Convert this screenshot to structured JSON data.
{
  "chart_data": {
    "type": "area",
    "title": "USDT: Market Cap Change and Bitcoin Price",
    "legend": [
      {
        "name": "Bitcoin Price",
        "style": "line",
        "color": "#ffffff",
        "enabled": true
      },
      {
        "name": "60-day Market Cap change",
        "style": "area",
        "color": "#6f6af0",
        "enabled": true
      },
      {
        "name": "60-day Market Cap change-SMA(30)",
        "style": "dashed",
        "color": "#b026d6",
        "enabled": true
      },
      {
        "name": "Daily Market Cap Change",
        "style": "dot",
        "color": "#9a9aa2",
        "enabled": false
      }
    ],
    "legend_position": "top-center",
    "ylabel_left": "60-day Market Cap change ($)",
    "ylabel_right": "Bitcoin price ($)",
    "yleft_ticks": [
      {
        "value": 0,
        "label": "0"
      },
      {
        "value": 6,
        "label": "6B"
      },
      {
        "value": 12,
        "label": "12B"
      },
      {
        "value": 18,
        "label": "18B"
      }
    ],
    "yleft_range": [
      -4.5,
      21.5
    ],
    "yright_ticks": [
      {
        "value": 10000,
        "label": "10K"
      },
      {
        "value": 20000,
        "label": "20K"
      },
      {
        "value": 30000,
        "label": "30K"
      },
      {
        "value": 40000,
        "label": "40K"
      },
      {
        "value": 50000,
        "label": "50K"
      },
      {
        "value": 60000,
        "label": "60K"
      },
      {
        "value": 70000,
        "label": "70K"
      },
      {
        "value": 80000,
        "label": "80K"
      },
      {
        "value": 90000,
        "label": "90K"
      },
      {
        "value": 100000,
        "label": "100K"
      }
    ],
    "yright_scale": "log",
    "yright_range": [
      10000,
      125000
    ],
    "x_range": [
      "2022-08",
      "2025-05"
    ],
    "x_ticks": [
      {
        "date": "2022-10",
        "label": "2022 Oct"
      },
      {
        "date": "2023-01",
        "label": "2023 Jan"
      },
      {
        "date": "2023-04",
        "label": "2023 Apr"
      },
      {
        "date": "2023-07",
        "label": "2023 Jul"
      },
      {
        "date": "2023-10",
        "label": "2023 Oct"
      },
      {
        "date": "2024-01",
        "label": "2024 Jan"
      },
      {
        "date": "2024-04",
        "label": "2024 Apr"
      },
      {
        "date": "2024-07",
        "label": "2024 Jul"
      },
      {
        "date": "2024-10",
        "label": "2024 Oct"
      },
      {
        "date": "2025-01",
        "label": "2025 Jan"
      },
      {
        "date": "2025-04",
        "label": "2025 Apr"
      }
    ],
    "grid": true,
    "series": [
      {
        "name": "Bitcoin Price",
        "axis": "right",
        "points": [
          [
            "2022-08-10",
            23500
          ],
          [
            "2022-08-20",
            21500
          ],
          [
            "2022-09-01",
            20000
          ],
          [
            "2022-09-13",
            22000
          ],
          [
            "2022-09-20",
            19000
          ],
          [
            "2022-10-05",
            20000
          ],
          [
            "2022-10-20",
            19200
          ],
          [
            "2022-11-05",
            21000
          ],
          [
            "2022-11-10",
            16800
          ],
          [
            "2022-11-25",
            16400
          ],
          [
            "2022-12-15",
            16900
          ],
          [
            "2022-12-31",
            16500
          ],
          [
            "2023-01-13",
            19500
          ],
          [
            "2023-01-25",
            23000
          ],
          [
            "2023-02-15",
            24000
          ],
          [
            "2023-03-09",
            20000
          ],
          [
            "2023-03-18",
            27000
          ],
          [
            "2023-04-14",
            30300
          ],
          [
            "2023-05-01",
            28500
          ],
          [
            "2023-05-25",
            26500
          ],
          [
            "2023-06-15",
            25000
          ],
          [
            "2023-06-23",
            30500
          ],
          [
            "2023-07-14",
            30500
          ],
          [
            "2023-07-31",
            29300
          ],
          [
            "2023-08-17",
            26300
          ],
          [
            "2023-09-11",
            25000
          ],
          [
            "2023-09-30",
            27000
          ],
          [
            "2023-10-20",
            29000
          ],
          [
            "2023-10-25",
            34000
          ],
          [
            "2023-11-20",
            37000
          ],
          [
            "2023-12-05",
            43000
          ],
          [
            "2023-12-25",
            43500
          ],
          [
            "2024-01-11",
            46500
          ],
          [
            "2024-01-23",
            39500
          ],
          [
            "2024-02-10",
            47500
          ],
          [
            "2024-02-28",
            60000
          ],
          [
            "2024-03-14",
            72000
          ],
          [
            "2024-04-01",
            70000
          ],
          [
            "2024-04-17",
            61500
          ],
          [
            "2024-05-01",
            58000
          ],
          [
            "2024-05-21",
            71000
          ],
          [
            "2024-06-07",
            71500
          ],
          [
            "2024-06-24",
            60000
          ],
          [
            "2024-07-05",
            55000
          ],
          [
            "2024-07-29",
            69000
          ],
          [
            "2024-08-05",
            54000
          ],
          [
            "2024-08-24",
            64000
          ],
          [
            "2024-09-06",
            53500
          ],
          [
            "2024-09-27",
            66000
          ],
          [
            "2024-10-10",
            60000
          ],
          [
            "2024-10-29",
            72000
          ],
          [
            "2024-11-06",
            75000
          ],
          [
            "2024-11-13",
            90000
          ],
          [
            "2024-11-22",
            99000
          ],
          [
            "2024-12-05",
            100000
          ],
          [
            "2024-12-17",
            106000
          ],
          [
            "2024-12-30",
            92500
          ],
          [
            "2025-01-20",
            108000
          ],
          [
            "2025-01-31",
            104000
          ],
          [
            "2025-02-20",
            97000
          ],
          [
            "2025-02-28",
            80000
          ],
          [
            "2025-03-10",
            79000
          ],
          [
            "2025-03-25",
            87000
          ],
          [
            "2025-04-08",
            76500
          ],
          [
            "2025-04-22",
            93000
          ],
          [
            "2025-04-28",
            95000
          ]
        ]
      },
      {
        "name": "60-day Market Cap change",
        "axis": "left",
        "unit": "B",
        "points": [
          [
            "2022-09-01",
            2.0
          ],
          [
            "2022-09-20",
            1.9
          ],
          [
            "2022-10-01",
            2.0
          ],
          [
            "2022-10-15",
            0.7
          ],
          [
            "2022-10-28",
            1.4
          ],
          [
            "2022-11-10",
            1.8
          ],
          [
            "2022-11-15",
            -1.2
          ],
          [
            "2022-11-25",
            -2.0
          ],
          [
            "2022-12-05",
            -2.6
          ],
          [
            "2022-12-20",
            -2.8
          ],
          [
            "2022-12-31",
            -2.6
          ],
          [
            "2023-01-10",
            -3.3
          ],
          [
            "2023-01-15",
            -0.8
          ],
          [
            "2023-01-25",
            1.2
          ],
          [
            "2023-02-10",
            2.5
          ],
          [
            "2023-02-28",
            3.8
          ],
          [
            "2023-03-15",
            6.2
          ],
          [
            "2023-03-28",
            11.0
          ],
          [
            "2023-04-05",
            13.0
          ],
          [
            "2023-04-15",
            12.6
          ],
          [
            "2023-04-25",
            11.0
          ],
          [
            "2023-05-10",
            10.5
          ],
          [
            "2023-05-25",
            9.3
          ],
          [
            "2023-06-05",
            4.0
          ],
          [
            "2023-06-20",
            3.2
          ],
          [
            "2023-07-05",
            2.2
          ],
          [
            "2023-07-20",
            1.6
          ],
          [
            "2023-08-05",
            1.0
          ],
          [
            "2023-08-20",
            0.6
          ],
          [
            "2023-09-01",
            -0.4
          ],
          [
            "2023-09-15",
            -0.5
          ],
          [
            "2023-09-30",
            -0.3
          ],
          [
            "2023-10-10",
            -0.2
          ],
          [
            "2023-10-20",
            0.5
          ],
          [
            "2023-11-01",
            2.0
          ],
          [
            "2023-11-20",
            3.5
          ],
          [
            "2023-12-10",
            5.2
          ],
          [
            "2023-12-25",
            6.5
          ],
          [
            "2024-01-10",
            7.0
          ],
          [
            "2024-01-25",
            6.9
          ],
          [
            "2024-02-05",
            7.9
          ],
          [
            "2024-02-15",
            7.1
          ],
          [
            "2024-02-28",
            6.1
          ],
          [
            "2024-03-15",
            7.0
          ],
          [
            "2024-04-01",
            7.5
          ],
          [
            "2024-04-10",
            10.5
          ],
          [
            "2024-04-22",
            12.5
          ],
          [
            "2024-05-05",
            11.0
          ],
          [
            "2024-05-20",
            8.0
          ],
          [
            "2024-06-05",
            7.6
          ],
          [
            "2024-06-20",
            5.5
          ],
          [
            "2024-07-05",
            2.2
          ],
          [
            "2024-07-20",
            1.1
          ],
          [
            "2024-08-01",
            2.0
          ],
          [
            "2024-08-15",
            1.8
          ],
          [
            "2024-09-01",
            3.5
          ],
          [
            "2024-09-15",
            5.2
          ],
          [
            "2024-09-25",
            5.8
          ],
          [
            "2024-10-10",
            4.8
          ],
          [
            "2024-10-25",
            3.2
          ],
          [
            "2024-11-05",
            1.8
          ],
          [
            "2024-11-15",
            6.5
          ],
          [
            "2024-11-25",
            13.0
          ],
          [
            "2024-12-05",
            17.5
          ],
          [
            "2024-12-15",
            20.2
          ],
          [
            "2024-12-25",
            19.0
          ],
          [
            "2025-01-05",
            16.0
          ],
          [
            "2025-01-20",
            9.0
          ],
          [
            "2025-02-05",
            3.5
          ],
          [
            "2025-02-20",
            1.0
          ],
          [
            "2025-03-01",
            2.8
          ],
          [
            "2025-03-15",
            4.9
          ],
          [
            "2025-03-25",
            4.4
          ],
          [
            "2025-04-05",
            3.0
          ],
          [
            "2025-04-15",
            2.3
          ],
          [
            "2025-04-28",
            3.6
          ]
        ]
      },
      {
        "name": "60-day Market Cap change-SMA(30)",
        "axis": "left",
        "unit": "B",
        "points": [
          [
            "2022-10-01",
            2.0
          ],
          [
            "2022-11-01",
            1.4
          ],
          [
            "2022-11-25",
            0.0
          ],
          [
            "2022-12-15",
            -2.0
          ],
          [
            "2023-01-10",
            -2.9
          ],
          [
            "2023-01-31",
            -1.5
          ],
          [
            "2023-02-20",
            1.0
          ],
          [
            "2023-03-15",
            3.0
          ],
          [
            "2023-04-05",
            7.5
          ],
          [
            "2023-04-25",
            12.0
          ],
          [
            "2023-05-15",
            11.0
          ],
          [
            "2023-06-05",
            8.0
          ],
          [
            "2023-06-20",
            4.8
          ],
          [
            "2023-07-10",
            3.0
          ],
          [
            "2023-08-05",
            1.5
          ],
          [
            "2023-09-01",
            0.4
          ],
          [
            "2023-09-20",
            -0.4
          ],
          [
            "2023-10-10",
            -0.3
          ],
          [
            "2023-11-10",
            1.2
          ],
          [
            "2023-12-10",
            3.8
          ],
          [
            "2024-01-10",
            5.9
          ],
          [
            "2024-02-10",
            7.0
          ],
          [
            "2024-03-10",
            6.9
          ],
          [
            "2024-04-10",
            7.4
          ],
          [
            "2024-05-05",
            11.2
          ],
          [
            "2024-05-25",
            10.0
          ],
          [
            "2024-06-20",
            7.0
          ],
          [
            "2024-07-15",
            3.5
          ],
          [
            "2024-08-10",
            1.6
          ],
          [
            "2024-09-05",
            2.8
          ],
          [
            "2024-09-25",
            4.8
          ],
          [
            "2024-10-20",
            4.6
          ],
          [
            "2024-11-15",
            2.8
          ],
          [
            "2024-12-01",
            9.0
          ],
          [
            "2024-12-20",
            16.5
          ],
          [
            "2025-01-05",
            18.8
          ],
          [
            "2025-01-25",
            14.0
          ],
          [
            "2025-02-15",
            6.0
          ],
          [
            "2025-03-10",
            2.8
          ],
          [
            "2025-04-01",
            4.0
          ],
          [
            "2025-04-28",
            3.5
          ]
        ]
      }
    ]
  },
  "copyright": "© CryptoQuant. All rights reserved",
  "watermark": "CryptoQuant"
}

Your objective. Take every line above carrying "date" and return it.

The completed task.
        "date": "2022-10",
        "date": "2023-01",
        "date": "2023-04",
        "date": "2023-07",
        "date": "2023-10",
        "date": "2024-01",
        "date": "2024-04",
        "date": "2024-07",
        "date": "2024-10",
        "date": "2025-01",
        "date": "2025-04",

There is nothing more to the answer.